> STORED ROWS:
(begin)

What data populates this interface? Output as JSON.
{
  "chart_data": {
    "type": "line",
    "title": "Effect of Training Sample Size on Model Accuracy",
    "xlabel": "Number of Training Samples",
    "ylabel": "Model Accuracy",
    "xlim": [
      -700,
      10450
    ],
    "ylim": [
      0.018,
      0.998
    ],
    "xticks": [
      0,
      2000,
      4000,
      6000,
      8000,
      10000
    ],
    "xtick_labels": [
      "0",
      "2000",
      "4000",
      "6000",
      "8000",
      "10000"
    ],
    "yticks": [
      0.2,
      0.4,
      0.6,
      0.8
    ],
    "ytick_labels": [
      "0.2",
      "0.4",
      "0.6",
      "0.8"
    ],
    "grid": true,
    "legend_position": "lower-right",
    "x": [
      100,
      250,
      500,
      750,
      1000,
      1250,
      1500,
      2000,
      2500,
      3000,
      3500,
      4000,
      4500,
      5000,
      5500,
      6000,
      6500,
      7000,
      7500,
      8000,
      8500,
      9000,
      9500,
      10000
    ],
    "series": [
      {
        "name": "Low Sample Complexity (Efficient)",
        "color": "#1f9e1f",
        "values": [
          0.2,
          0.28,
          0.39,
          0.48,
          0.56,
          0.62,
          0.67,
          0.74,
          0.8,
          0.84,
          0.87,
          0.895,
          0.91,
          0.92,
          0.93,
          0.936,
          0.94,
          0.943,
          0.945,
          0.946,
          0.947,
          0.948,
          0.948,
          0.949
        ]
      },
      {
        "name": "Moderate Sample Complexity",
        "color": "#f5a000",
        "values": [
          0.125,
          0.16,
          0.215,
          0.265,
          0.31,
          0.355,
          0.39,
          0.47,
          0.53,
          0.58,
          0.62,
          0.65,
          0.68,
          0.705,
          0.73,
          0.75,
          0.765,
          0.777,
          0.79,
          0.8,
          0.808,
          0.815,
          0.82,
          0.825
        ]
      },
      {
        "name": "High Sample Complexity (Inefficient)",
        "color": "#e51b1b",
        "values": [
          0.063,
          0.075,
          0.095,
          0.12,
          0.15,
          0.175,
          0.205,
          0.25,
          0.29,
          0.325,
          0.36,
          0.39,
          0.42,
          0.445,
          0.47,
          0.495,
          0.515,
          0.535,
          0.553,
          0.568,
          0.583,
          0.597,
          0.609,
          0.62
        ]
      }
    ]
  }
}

(end)

> GOAL: Every line above needs to be retyped exactly.

> TASK RESPONSE:
What data populates this interface? Output as JSON.
{
  "chart_data": {
    "type": "line",
    "title": "Effect of Training Sample Size on Model Accuracy",
    "xlabel": "Number of Training Samples",
    "ylabel": "Model Accuracy",
    "xlim": [
      -700,
      10450
    ],
    "ylim": [
      0.018,
      0.998
    ],
    "xticks": [
      0,
      2000,
      4000,
      6000,
      8000,
      10000
    ],
    "xtick_labels": [
      "0",
      "2000",
      "4000",
      "6000",
      "8000",
      "10000"
    ],
    "yticks": [
      0.2,
      0.4,
      0.6,
      0.8
    ],
    "ytick_labels": [
      "0.2",
      "0.4",
      "0.6",
      "0.8"
    ],
    "grid": true,
    "legend_position": "lower-right",
    "x": [
      100,
      250,
      500,
      750,
      1000,
      1250,
      1500,
      2000,
      2500,
      3000,
      3500,
      4000,
      4500,
      5000,
      5500,
      6000,
      6500,
      7000,
      7500,
      8000,
      8500,
      9000,
      9500,
      10000
    ],
    "series": [
      {
        "name": "Low Sample Complexity (Efficient)",
        "color": "#1f9e1f",
        "values": [
          0.2,
          0.28,
          0.39,
          0.48,
          0.56,
          0.62,
          0.67,
          0.74,
          0.8,
          0.84,
          0.87,
          0.895,
          0.91,
          0.92,
          0.93,
          0.936,
          0.94,
          0.943,
          0.945,
          0.946,
          0.947,
          0.948,
          0.948,
          0.949
        ]
      },
      {
        "name": "Moderate Sample Complexity",
        "color": "#f5a000",
        "values": [
          0.125,
          0.16,
          0.215,
          0.265,
          0.31,
          0.355,
          0.39,
          0.47,
          0.53,
          0.58,
          0.62,
          0.65,
          0.68,
          0.705,
          0.73,
          0.75,
          0.765,
          0.777,
          0.79,
          0.8,
          0.808,
          0.815,
          0.82,
          0.825
        ]
      },
      {
        "name": "High Sample Complexity (Inefficient)",
        "color": "#e51b1b",
        "values": [
          0.063,
          0.075,
          0.095,
          0.12,
          0.15,
          0.175,
          0.205,
          0.25,
          0.29,
          0.325,
          0.36,
          0.39,
          0.42,
          0.445,
          0.47,
          0.495,
          0.515,
          0.535,
          0.553,
          0.568,
          0.583,
          0.597,
          0.609,
          0.62
        ]
      }
    ]
  }
}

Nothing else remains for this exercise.